*REQUIRED TASK*
Copy each line that contains the string "ensure".

>>>

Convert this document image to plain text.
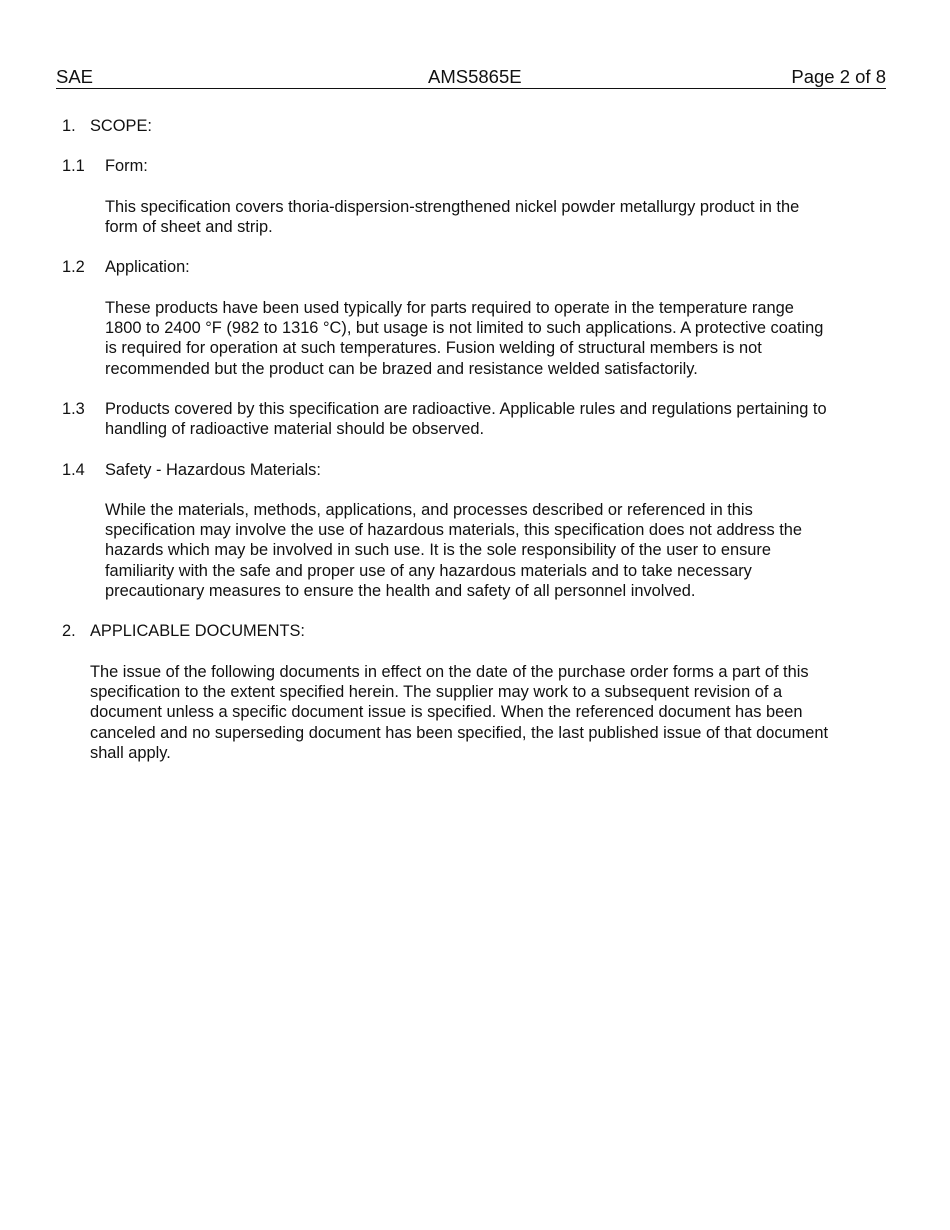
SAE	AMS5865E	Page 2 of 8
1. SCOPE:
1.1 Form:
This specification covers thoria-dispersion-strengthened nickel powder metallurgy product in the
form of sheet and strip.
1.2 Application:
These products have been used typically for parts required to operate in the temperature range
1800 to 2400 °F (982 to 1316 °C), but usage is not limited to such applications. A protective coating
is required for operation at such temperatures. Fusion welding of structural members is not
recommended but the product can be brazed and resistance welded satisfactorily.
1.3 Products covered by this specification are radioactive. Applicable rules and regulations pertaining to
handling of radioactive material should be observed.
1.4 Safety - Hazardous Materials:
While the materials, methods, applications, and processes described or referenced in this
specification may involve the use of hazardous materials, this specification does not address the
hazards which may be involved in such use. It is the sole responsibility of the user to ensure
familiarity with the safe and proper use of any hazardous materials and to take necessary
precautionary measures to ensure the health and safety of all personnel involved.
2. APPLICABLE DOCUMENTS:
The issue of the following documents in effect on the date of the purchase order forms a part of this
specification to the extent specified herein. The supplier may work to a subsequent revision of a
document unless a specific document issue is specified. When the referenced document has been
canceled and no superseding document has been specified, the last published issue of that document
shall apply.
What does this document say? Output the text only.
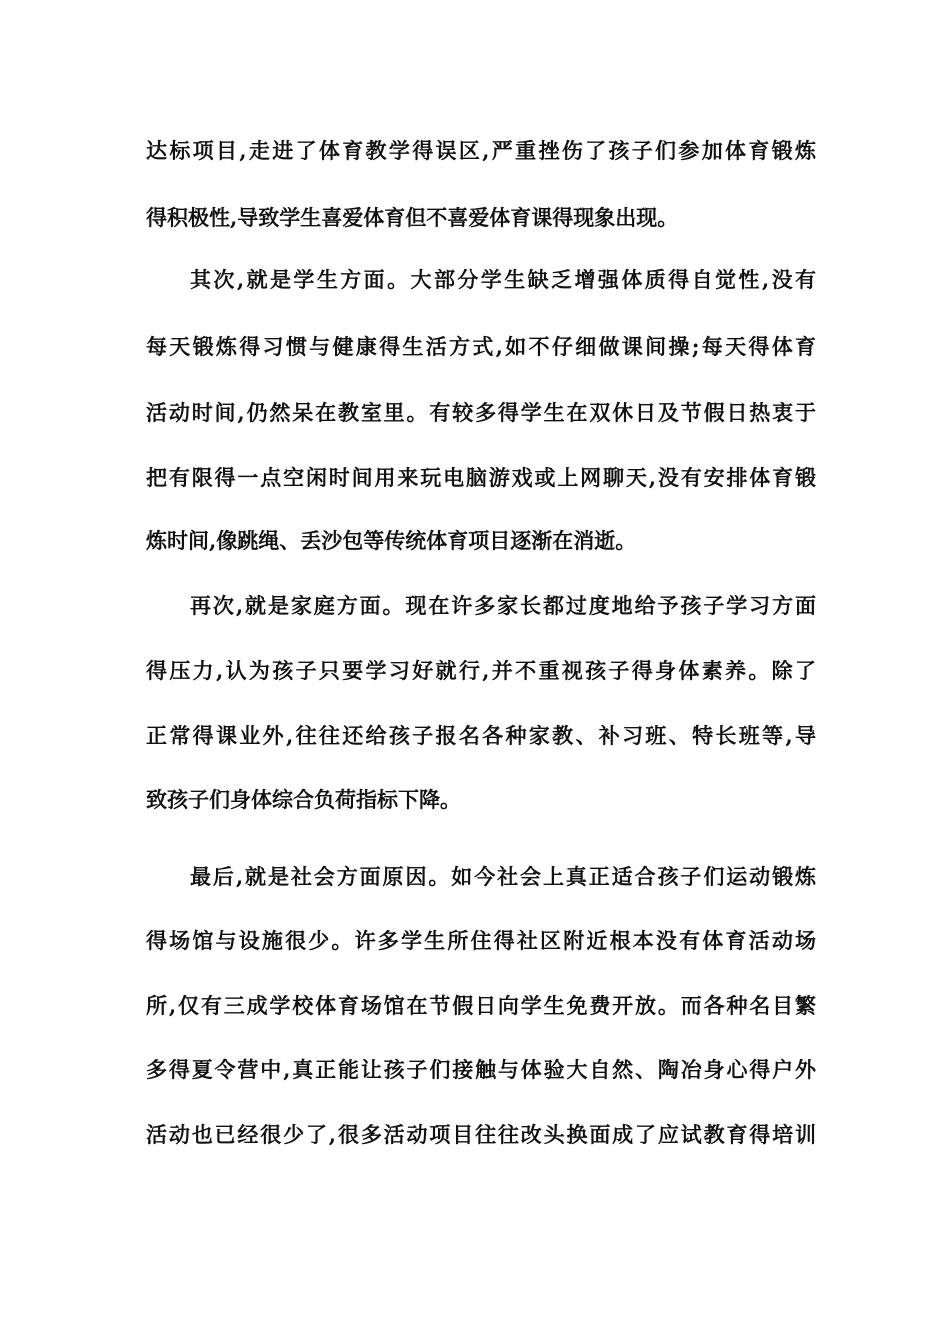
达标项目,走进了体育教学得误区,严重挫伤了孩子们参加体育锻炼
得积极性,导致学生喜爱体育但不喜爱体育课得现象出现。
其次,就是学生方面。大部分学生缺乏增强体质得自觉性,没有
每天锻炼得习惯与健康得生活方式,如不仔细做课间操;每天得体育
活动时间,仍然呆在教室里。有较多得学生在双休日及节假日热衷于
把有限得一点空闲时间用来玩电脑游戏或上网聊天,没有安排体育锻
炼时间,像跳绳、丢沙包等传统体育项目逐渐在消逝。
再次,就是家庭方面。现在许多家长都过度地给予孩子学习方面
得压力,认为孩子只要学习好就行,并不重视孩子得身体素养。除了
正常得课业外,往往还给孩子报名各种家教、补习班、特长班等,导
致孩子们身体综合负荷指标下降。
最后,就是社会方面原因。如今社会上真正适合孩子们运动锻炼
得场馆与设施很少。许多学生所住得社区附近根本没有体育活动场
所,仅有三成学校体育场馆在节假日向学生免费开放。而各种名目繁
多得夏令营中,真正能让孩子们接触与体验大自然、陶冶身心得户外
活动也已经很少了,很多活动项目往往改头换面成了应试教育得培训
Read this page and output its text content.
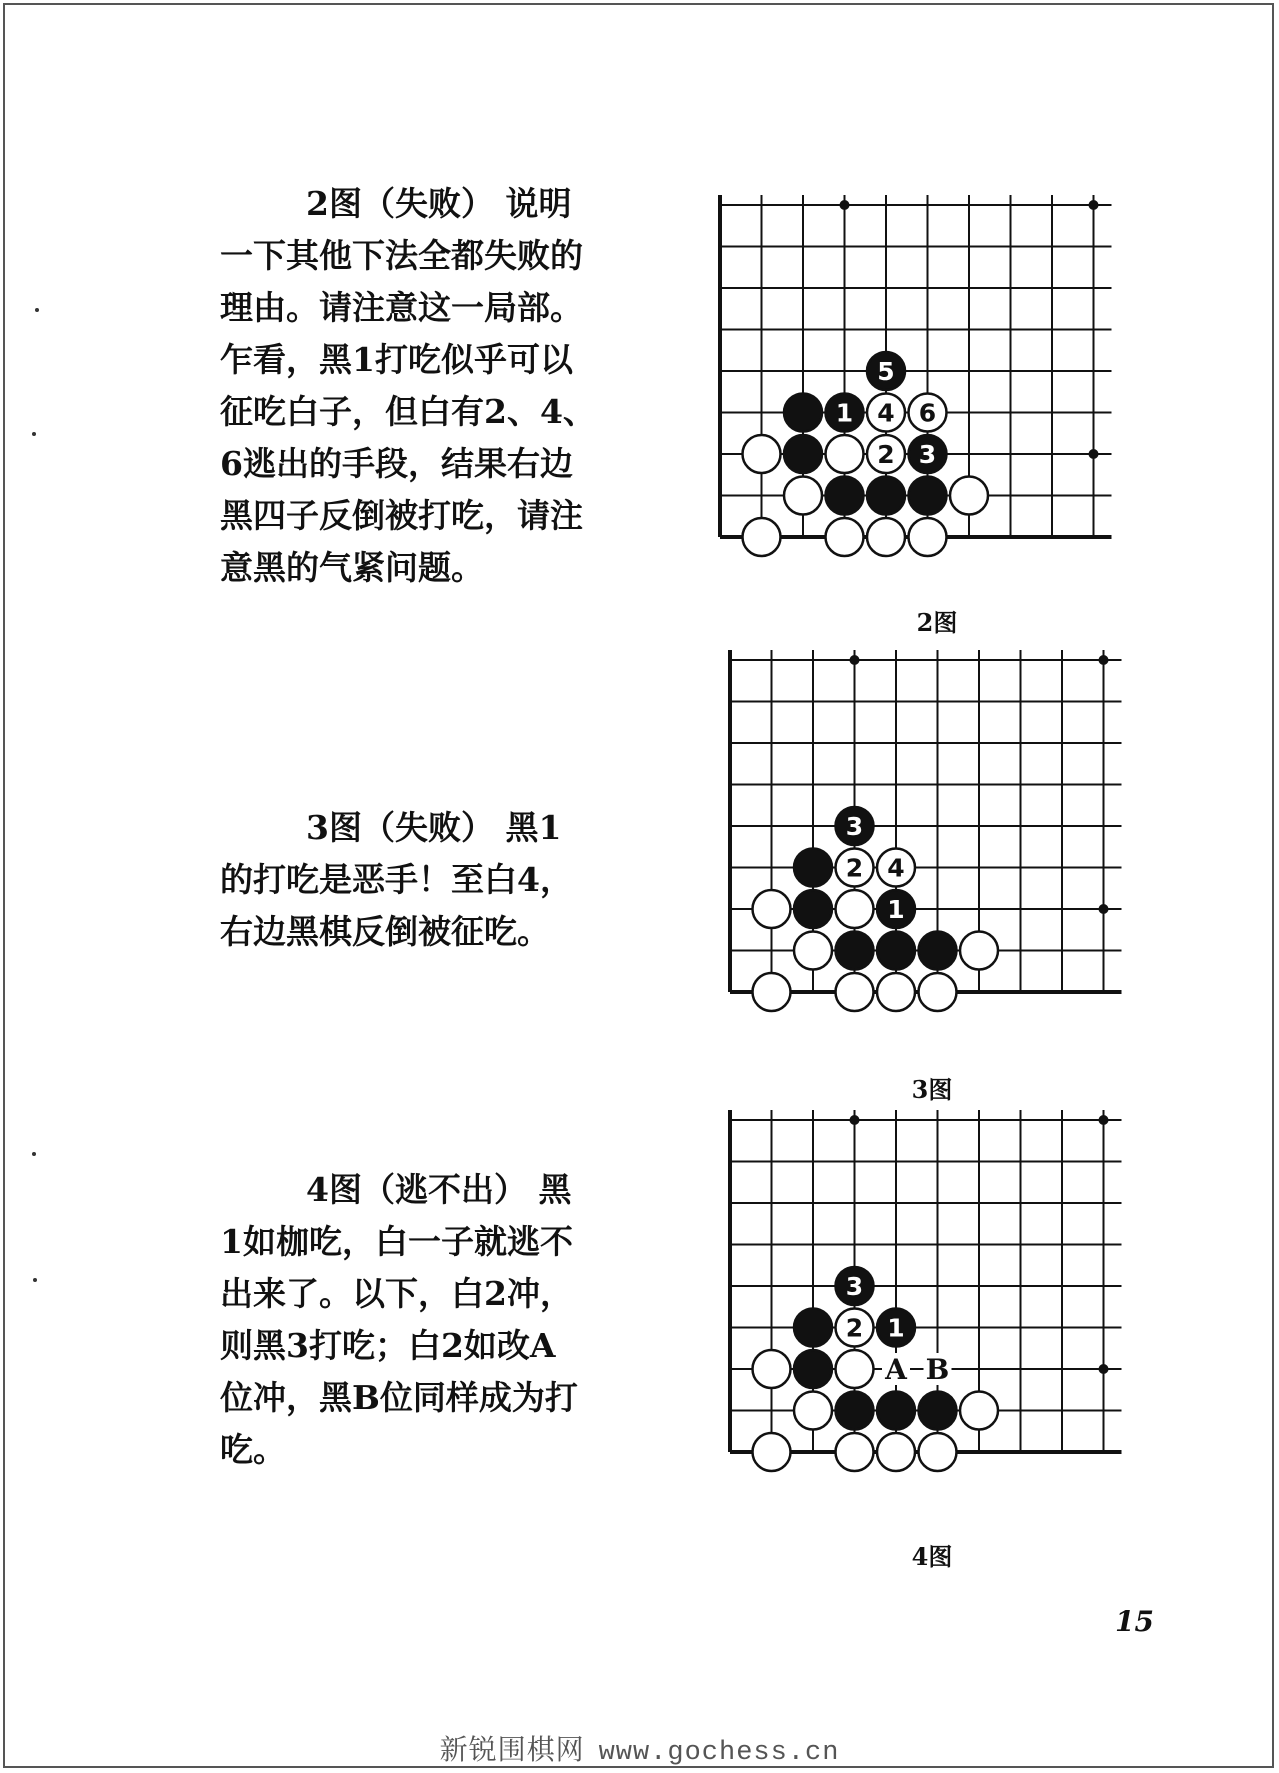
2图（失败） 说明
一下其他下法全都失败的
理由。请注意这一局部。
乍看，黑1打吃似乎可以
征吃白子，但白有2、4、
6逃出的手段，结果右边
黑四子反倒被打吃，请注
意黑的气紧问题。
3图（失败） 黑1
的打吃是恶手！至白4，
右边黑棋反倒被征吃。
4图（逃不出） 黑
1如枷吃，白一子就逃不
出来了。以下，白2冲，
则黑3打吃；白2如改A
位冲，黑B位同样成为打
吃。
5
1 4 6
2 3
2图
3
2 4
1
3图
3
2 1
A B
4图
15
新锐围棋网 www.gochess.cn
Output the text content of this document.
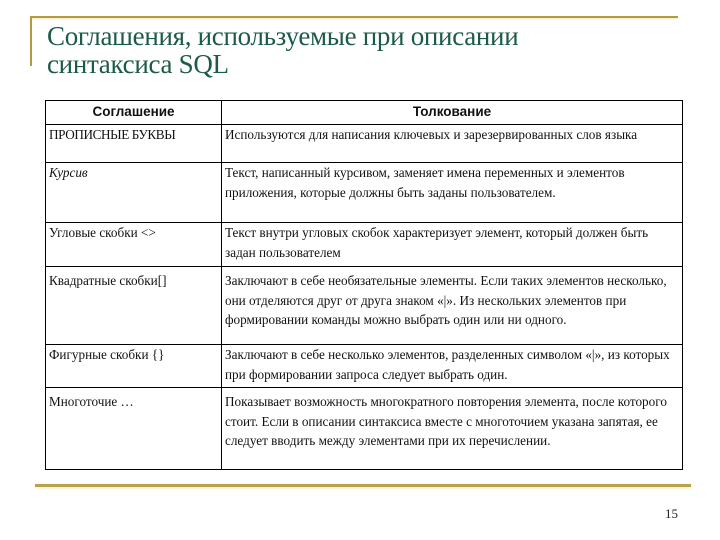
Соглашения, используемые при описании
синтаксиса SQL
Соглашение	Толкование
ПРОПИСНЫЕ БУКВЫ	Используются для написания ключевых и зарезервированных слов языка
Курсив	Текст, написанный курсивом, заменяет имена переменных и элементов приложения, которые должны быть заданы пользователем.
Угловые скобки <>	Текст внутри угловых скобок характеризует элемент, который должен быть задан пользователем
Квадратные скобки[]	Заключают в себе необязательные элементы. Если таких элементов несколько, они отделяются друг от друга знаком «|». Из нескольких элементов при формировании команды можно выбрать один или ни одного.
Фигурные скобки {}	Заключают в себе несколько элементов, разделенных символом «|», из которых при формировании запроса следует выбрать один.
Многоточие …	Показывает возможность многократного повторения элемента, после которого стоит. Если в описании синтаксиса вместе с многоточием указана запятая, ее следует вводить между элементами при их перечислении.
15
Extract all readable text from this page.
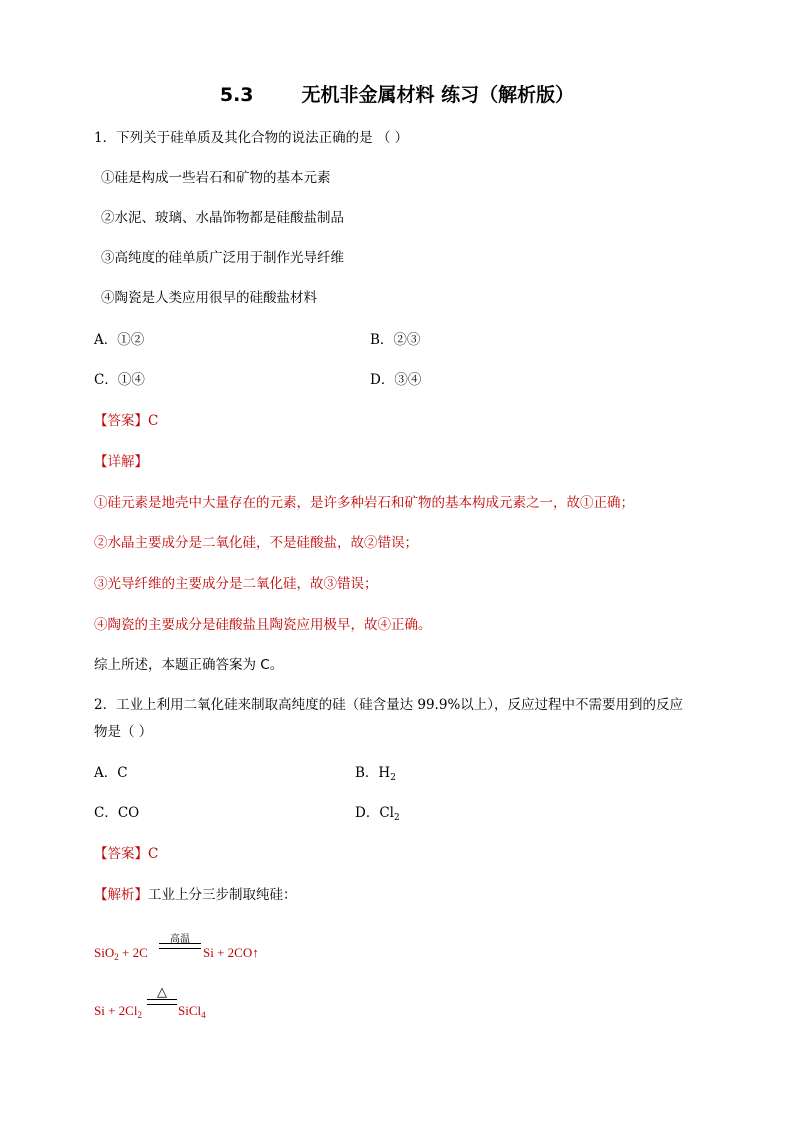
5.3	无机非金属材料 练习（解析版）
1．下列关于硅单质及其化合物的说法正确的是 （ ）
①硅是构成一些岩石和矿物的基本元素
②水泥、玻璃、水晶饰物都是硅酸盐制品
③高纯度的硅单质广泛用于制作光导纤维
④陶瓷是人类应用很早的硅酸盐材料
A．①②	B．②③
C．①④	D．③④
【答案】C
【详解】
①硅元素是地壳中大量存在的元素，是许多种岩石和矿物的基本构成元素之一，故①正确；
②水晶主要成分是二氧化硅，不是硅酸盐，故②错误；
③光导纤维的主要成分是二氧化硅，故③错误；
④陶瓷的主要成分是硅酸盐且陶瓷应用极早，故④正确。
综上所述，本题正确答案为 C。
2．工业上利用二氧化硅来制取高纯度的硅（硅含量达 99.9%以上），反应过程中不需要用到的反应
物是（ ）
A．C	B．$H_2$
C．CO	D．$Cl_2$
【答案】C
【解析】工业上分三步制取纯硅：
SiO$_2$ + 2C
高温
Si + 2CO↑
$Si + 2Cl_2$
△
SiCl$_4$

<<<

*WRITTEN ANSWER*
hazards which may be involved in such use. It is the sole responsibility of the user to ensure
precautionary measures to ensure the health and safety of all personnel involved.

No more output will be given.